_Exercise prompt_
Only the pictures are to be left out; set down the rest of the records exactly.

_Record list_
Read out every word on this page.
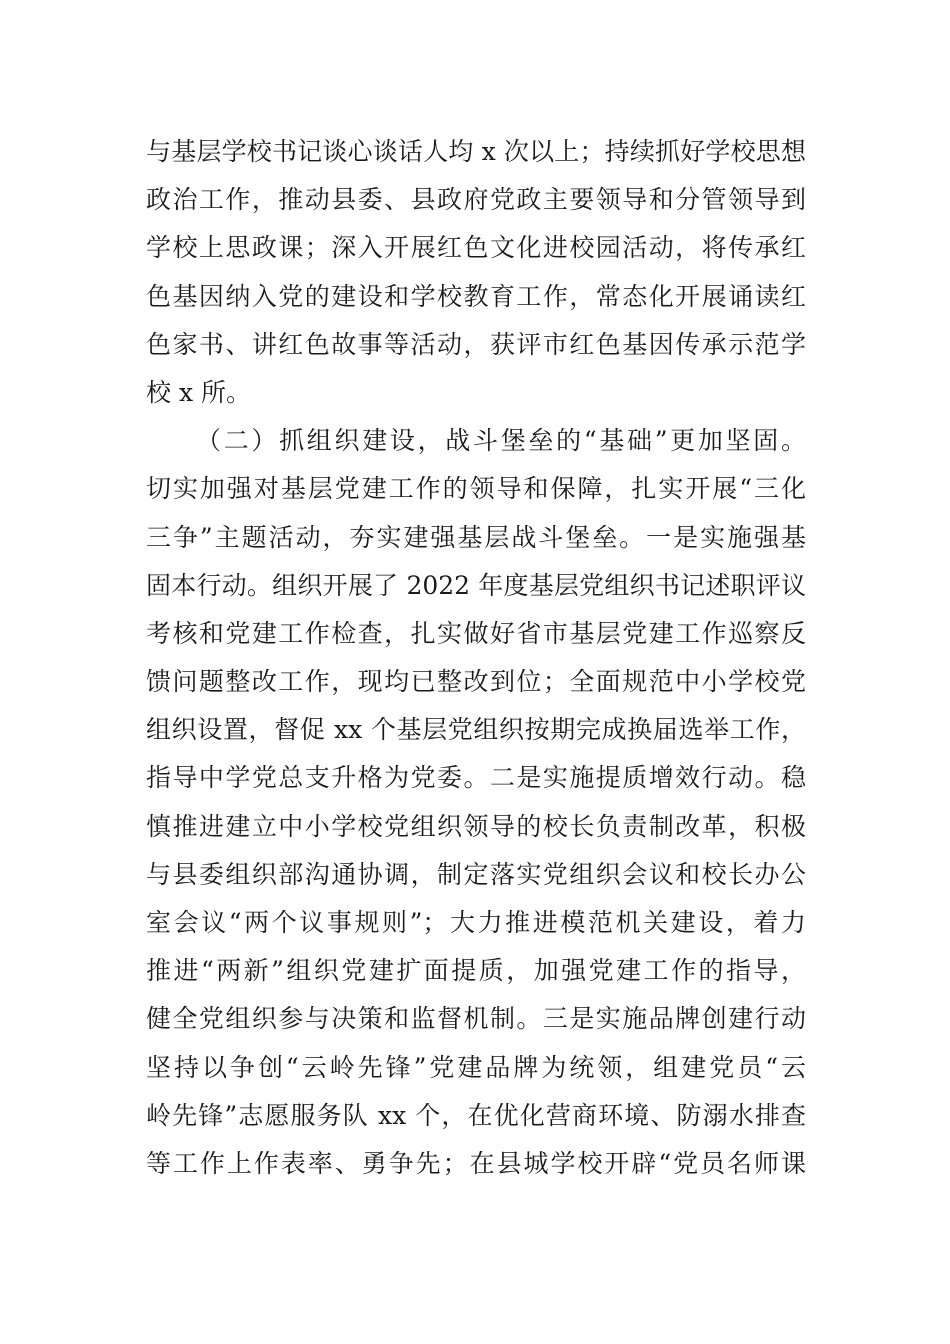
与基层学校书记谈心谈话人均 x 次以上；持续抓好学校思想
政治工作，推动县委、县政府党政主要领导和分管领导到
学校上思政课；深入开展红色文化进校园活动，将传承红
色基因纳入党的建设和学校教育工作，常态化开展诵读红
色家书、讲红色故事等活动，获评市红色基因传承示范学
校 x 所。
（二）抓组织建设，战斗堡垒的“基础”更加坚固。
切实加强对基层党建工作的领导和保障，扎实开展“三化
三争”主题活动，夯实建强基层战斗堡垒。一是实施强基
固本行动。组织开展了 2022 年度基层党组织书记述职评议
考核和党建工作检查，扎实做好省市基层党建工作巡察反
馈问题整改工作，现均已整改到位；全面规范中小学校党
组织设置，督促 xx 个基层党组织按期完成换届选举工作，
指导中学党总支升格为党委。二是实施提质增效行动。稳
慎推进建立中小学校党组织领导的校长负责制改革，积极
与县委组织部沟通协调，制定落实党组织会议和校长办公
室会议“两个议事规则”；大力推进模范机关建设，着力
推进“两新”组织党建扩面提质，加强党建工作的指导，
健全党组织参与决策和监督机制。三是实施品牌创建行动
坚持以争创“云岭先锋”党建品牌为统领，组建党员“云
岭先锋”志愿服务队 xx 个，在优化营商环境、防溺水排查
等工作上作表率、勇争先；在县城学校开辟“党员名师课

_Response_
Read out every word on this page.
与基层学校书记谈心谈话人均 x 次以上；持续抓好学校思想
政治工作，推动县委、县政府党政主要领导和分管领导到
学校上思政课；深入开展红色文化进校园活动，将传承红
色基因纳入党的建设和学校教育工作，常态化开展诵读红
色家书、讲红色故事等活动，获评市红色基因传承示范学
校 x 所。
（二）抓组织建设，战斗堡垒的“基础”更加坚固。
切实加强对基层党建工作的领导和保障，扎实开展“三化
三争”主题活动，夯实建强基层战斗堡垒。一是实施强基
固本行动。组织开展了 2022 年度基层党组织书记述职评议
考核和党建工作检查，扎实做好省市基层党建工作巡察反
馈问题整改工作，现均已整改到位；全面规范中小学校党
组织设置，督促 xx 个基层党组织按期完成换届选举工作，
指导中学党总支升格为党委。二是实施提质增效行动。稳
慎推进建立中小学校党组织领导的校长负责制改革，积极
与县委组织部沟通协调，制定落实党组织会议和校长办公
室会议“两个议事规则”；大力推进模范机关建设，着力
推进“两新”组织党建扩面提质，加强党建工作的指导，
健全党组织参与决策和监督机制。三是实施品牌创建行动
坚持以争创“云岭先锋”党建品牌为统领，组建党员“云
岭先锋”志愿服务队 xx 个，在优化营商环境、防溺水排查
等工作上作表率、勇争先；在县城学校开辟“党员名师课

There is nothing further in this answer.